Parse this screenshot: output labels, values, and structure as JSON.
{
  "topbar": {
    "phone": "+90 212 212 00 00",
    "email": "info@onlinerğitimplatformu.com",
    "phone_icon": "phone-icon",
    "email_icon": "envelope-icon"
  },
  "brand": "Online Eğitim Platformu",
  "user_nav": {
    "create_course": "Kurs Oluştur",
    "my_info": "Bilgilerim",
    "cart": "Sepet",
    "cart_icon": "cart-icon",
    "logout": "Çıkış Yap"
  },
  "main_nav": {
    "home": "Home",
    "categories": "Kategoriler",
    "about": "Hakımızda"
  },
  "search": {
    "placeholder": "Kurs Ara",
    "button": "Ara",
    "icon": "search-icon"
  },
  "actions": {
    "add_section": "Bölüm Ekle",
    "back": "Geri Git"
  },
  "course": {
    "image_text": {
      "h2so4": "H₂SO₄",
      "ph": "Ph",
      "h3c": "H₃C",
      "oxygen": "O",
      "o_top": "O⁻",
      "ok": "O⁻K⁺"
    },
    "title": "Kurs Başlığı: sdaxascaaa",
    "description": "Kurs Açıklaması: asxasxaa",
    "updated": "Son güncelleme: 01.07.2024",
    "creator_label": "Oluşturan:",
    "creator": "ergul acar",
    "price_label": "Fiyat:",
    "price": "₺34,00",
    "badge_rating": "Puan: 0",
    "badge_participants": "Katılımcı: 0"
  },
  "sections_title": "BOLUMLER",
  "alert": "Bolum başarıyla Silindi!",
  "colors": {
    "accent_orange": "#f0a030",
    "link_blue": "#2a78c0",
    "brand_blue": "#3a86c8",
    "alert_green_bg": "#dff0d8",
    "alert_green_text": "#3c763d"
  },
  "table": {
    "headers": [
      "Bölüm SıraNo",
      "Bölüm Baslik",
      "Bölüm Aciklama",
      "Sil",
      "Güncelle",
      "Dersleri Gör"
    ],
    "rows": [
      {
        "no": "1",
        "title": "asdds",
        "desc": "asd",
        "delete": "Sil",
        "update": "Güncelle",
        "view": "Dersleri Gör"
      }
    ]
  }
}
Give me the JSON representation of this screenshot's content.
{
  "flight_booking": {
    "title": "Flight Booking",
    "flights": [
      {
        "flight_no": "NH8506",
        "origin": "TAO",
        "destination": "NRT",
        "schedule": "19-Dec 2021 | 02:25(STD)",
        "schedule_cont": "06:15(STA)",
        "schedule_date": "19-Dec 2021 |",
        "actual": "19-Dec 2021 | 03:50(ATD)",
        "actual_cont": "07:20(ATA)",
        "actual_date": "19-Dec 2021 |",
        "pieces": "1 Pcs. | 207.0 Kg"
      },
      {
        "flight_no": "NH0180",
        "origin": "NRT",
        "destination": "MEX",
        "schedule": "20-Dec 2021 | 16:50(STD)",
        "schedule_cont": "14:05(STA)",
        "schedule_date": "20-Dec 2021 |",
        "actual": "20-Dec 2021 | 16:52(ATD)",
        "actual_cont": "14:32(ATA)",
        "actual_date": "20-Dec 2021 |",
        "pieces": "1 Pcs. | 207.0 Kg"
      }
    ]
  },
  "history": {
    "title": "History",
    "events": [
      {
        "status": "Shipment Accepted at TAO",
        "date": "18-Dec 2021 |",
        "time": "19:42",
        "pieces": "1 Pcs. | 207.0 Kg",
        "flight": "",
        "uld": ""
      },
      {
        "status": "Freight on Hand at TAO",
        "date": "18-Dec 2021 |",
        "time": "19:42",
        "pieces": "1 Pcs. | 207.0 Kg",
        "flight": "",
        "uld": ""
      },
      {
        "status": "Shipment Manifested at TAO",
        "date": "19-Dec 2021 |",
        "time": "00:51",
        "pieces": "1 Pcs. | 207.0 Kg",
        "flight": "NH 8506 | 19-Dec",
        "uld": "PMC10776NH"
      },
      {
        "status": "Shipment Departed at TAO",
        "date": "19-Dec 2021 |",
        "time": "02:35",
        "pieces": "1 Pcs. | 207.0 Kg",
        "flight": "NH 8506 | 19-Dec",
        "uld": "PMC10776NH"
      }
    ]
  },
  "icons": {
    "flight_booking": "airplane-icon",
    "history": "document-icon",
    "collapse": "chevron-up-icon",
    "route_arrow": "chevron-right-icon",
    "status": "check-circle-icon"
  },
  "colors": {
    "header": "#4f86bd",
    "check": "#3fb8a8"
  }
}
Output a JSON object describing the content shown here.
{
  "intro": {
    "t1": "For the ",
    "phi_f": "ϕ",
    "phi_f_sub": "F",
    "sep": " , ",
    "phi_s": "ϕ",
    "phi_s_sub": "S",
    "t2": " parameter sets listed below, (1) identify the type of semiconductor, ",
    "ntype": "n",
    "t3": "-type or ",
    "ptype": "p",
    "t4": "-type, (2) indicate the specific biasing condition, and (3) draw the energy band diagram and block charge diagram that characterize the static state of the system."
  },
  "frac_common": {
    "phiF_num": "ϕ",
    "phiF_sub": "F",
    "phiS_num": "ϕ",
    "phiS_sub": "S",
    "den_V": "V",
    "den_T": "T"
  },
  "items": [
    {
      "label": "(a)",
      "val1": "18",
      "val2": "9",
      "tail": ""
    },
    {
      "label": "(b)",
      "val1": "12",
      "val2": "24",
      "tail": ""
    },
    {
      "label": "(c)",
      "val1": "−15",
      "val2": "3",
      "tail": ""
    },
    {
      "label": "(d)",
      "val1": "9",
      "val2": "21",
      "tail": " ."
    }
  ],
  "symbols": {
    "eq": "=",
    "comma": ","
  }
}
■ ■ ■
Transcribe every entry exactly.

Response:
Parse this screenshot: output labels, values, and structure as JSON.
{
  "topbar": {
    "phone": "+90 212 212 00 00",
    "email": "info@onlinerğitimplatformu.com",
    "phone_icon": "phone-icon",
    "email_icon": "envelope-icon"
  },
  "brand": "Online Eğitim Platformu",
  "user_nav": {
    "create_course": "Kurs Oluştur",
    "my_info": "Bilgilerim",
    "cart": "Sepet",
    "cart_icon": "cart-icon",
    "logout": "Çıkış Yap"
  },
  "main_nav": {
    "home": "Home",
    "categories": "Kategoriler",
    "about": "Hakımızda"
  },
  "search": {
    "placeholder": "Kurs Ara",
    "button": "Ara",
    "icon": "search-icon"
  },
  "actions": {
    "add_section": "Bölüm Ekle",
    "back": "Geri Git"
  },
  "course": {
    "image_text": {
      "h2so4": "H₂SO₄",
      "ph": "Ph",
      "h3c": "H₃C",
      "oxygen": "O",
      "o_top": "O⁻",
      "ok": "O⁻K⁺"
    },
    "title": "Kurs Başlığı: sdaxascaaa",
    "description": "Kurs Açıklaması: asxasxaa",
    "updated": "Son güncelleme: 01.07.2024",
    "creator_label": "Oluşturan:",
    "creator": "ergul acar",
    "price_label": "Fiyat:",
    "price": "₺34,00",
    "badge_rating": "Puan: 0",
    "badge_participants": "Katılımcı: 0"
  },
  "sections_title": "BOLUMLER",
  "alert": "Bolum başarıyla Silindi!",
  "colors": {
    "accent_orange": "#f0a030",
    "link_blue": "#2a78c0",
    "brand_blue": "#3a86c8",
    "alert_green_bg": "#dff0d8",
    "alert_green_text": "#3c763d"
  },
  "table": {
    "headers": [
      "Bölüm SıraNo",
      "Bölüm Baslik",
      "Bölüm Aciklama",
      "Sil",
      "Güncelle",
      "Dersleri Gör"
    ],
    "rows": [
      {
        "no": "1",
        "title": "asdds",
        "desc": "asd",
        "delete": "Sil",
        "update": "Güncelle",
        "view": "Dersleri Gör"
      }
    ]
  }
}
Give me the JSON representation of this screenshot's content.
{
  "flight_booking": {
    "title": "Flight Booking",
    "flights": [
      {
        "flight_no": "NH8506",
        "origin": "TAO",
        "destination": "NRT",
        "schedule": "19-Dec 2021 | 02:25(STD)",
        "schedule_cont": "06:15(STA)",
        "schedule_date": "19-Dec 2021 |",
        "actual": "19-Dec 2021 | 03:50(ATD)",
        "actual_cont": "07:20(ATA)",
        "actual_date": "19-Dec 2021 |",
        "pieces": "1 Pcs. | 207.0 Kg"
      },
      {
        "flight_no": "NH0180",
        "origin": "NRT",
        "destination": "MEX",
        "schedule": "20-Dec 2021 | 16:50(STD)",
        "schedule_cont": "14:05(STA)",
        "schedule_date": "20-Dec 2021 |",
        "actual": "20-Dec 2021 | 16:52(ATD)",
        "actual_cont": "14:32(ATA)",
        "actual_date": "20-Dec 2021 |",
        "pieces": "1 Pcs. | 207.0 Kg"
      }
    ]
  },
  "history": {
    "title": "History",
    "events": [
      {
        "status": "Shipment Accepted at TAO",
        "date": "18-Dec 2021 |",
        "time": "19:42",
        "pieces": "1 Pcs. | 207.0 Kg",
        "flight": "",
        "uld": ""
      },
      {
        "status": "Freight on Hand at TAO",
        "date": "18-Dec 2021 |",
        "time": "19:42",
        "pieces": "1 Pcs. | 207.0 Kg",
        "flight": "",
        "uld": ""
      },
      {
        "status": "Shipment Manifested at TAO",
        "date": "19-Dec 2021 |",
        "time": "00:51",
        "pieces": "1 Pcs. | 207.0 Kg",
        "flight": "NH 8506 | 19-Dec",
        "uld": "PMC10776NH"
      },
      {
        "status": "Shipment Departed at TAO",
        "date": "19-Dec 2021 |",
        "time": "02:35",
        "pieces": "1 Pcs. | 207.0 Kg",
        "flight": "NH 8506 | 19-Dec",
        "uld": "PMC10776NH"
      }
    ]
  },
  "icons": {
    "flight_booking": "airplane-icon",
    "history": "document-icon",
    "collapse": "chevron-up-icon",
    "route_arrow": "chevron-right-icon",
    "status": "check-circle-icon"
  },
  "colors": {
    "header": "#4f86bd",
    "check": "#3fb8a8"
  }
}
Output a JSON object describing the content shown here.
{
  "intro": {
    "t1": "For the ",
    "phi_f": "ϕ",
    "phi_f_sub": "F",
    "sep": " , ",
    "phi_s": "ϕ",
    "phi_s_sub": "S",
    "t2": " parameter sets listed below, (1) identify the type of semiconductor, ",
    "ntype": "n",
    "t3": "-type or ",
    "ptype": "p",
    "t4": "-type, (2) indicate the specific biasing condition, and (3) draw the energy band diagram and block charge diagram that characterize the static state of the system."
  },
  "frac_common": {
    "phiF_num": "ϕ",
    "phiF_sub": "F",
    "phiS_num": "ϕ",
    "phiS_sub": "S",
    "den_V": "V",
    "den_T": "T"
  },
  "items": [
    {
      "label": "(a)",
      "val1": "18",
      "val2": "9",
      "tail": ""
    },
    {
      "label": "(b)",
      "val1": "12",
      "val2": "24",
      "tail": ""
    },
    {
      "label": "(c)",
      "val1": "−15",
      "val2": "3",
      "tail": ""
    },
    {
      "label": "(d)",
      "val1": "9",
      "val2": "21",
      "tail": " ."
    }
  ],
  "symbols": {
    "eq": "=",
    "comma": ","
  }
}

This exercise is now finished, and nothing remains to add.